**WHAT IS NEEDED**. Can you recast every line of the data below as a Markdown table with two columns, Row and Line, numbering each line in Row and leaving out any blank lines?

###

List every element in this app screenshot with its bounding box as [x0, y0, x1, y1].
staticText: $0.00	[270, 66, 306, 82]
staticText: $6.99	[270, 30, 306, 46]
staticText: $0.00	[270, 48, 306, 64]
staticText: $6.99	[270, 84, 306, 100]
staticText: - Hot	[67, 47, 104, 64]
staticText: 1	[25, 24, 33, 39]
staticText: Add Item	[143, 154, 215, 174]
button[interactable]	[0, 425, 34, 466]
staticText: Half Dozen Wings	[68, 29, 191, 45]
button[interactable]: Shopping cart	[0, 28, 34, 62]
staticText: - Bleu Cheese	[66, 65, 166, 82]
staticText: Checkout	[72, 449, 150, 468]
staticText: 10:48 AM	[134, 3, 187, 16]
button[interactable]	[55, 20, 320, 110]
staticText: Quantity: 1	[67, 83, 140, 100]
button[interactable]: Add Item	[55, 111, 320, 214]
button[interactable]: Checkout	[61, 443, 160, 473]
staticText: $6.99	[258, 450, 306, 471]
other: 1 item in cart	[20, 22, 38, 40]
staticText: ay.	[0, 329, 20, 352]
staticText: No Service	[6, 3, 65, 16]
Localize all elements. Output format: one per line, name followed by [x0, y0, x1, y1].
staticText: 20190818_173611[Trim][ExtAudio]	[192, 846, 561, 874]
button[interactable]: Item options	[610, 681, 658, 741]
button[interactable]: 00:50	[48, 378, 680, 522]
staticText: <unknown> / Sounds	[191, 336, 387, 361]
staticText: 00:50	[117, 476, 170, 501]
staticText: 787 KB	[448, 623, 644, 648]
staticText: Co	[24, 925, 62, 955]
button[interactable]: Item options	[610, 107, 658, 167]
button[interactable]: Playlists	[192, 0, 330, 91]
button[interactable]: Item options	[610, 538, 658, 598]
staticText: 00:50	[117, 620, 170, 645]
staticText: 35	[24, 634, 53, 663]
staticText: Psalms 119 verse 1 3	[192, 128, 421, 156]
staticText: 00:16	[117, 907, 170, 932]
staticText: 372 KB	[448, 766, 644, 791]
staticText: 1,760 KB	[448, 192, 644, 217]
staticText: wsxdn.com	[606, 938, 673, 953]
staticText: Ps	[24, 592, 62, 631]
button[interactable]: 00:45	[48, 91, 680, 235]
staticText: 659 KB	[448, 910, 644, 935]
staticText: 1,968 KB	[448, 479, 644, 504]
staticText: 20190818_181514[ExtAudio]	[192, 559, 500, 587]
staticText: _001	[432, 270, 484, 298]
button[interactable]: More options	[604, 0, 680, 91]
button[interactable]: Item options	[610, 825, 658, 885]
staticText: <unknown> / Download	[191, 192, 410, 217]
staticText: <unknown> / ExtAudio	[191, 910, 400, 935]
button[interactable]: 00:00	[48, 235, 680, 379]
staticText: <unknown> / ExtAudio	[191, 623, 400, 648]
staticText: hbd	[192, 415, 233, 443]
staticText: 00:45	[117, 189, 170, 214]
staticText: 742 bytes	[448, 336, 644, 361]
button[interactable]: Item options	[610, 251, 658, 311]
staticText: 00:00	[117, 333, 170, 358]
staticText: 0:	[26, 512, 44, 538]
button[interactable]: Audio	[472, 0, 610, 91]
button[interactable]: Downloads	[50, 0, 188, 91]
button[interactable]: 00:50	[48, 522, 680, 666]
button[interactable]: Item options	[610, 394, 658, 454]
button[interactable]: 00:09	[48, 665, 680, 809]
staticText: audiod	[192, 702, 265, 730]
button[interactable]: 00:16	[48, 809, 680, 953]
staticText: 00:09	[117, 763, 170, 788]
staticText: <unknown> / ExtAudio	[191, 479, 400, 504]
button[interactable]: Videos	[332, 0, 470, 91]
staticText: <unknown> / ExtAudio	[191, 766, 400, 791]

###

**REPLY TO THE EXERCISE**.
| Row | Line |
|---|---|
| 1 | List every element in this app screenshot with its bounding box as [x0, y0, x1, y1]. |
| 2 | staticText: $0.00	[270, 66, 306, 82] |
| 3 | staticText: $6.99	[270, 30, 306, 46] |
| 4 | staticText: $0.00	[270, 48, 306, 64] |
| 5 | staticText: $6.99	[270, 84, 306, 100] |
| 6 | staticText: - Hot	[67, 47, 104, 64] |
| 7 | staticText: 1	[25, 24, 33, 39] |
| 8 | staticText: Add Item	[143, 154, 215, 174] |
| 9 | button[interactable]	[0, 425, 34, 466] |
| 10 | staticText: Half Dozen Wings	[68, 29, 191, 45] |
| 11 | button[interactable]: Shopping cart	[0, 28, 34, 62] |
| 12 | staticText: - Bleu Cheese	[66, 65, 166, 82] |
| 13 | staticText: Checkout	[72, 449, 150, 468] |
| 14 | staticText: 10:48 AM	[134, 3, 187, 16] |
| 15 | button[interactable]	[55, 20, 320, 110] |
| 16 | staticText: Quantity: 1	[67, 83, 140, 100] |
| 17 | button[interactable]: Add Item	[55, 111, 320, 214] |
| 18 | button[interactable]: Checkout	[61, 443, 160, 473] |
| 19 | staticText: $6.99	[258, 450, 306, 471] |
| 20 | other: 1 item in cart	[20, 22, 38, 40] |
| 21 | staticText: ay.	[0, 329, 20, 352] |
| 22 | staticText: No Service	[6, 3, 65, 16] |
| 23 | Localize all elements. Output format: one per line, name followed by [x0, y0, x1, y1]. |
| 24 | staticText: 20190818_173611[Trim][ExtAudio]	[192, 846, 561, 874] |
| 25 | button[interactable]: Item options	[610, 681, 658, 741] |
| 26 | button[interactable]: 00:50	[48, 378, 680, 522] |
| 27 | staticText: <unknown> / Sounds	[191, 336, 387, 361] |
| 28 | staticText: 00:50	[117, 476, 170, 501] |
| 29 | staticText: 787 KB	[448, 623, 644, 648] |
| 30 | staticText: Co	[24, 925, 62, 955] |
| 31 | button[interactable]: Item options	[610, 107, 658, 167] |
| 32 | button[interactable]: Playlists	[192, 0, 330, 91] |
| 33 | button[interactable]: Item options	[610, 538, 658, 598] |
| 34 | staticText: 00:50	[117, 620, 170, 645] |
| 35 | staticText: 35	[24, 634, 53, 663] |
| 36 | staticText: Psalms 119 verse 1 3	[192, 128, 421, 156] |
| 37 | staticText: 00:16	[117, 907, 170, 932] |
| 38 | staticText: 372 KB	[448, 766, 644, 791] |
| 39 | staticText: 1,760 KB	[448, 192, 644, 217] |
| 40 | staticText: wsxdn.com	[606, 938, 673, 953] |
| 41 | staticText: Ps	[24, 592, 62, 631] |
| 42 | button[interactable]: 00:45	[48, 91, 680, 235] |
| 43 | staticText: 659 KB	[448, 910, 644, 935] |
| 44 | staticText: 1,968 KB	[448, 479, 644, 504] |
| 45 | staticText: 20190818_181514[ExtAudio]	[192, 559, 500, 587] |
| 46 | staticText: _001	[432, 270, 484, 298] |
| 47 | button[interactable]: More options	[604, 0, 680, 91] |
| 48 | button[interactable]: Item options	[610, 825, 658, 885] |
| 49 | staticText: <unknown> / Download	[191, 192, 410, 217] |
| 50 | staticText: <unknown> / ExtAudio	[191, 910, 400, 935] |
| 51 | button[interactable]: 00:00	[48, 235, 680, 379] |
| 52 | staticText: <unknown> / ExtAudio	[191, 623, 400, 648] |
| 53 | staticText: hbd	[192, 415, 233, 443] |
| 54 | staticText: 00:45	[117, 189, 170, 214] |
| 55 | staticText: 742 bytes	[448, 336, 644, 361] |
| 56 | button[interactable]: Item options	[610, 251, 658, 311] |
| 57 | staticText: 00:00	[117, 333, 170, 358] |
| 58 | staticText: 0:	[26, 512, 44, 538] |
| 59 | button[interactable]: Audio	[472, 0, 610, 91] |
| 60 | button[interactable]: Downloads	[50, 0, 188, 91] |
| 61 | button[interactable]: 00:50	[48, 522, 680, 666] |
| 62 | button[interactable]: Item options	[610, 394, 658, 454] |
| 63 | button[interactable]: 00:09	[48, 665, 680, 809] |
| 64 | staticText: audiod	[192, 702, 265, 730] |
| 65 | button[interactable]: 00:16	[48, 809, 680, 953] |
| 66 | staticText: 00:09	[117, 763, 170, 788] |
| 67 | staticText: <unknown> / ExtAudio	[191, 479, 400, 504] |
| 68 | button[interactable]: Videos	[332, 0, 470, 91] |
| 69 | staticText: <unknown> / ExtAudio	[191, 766, 400, 791] |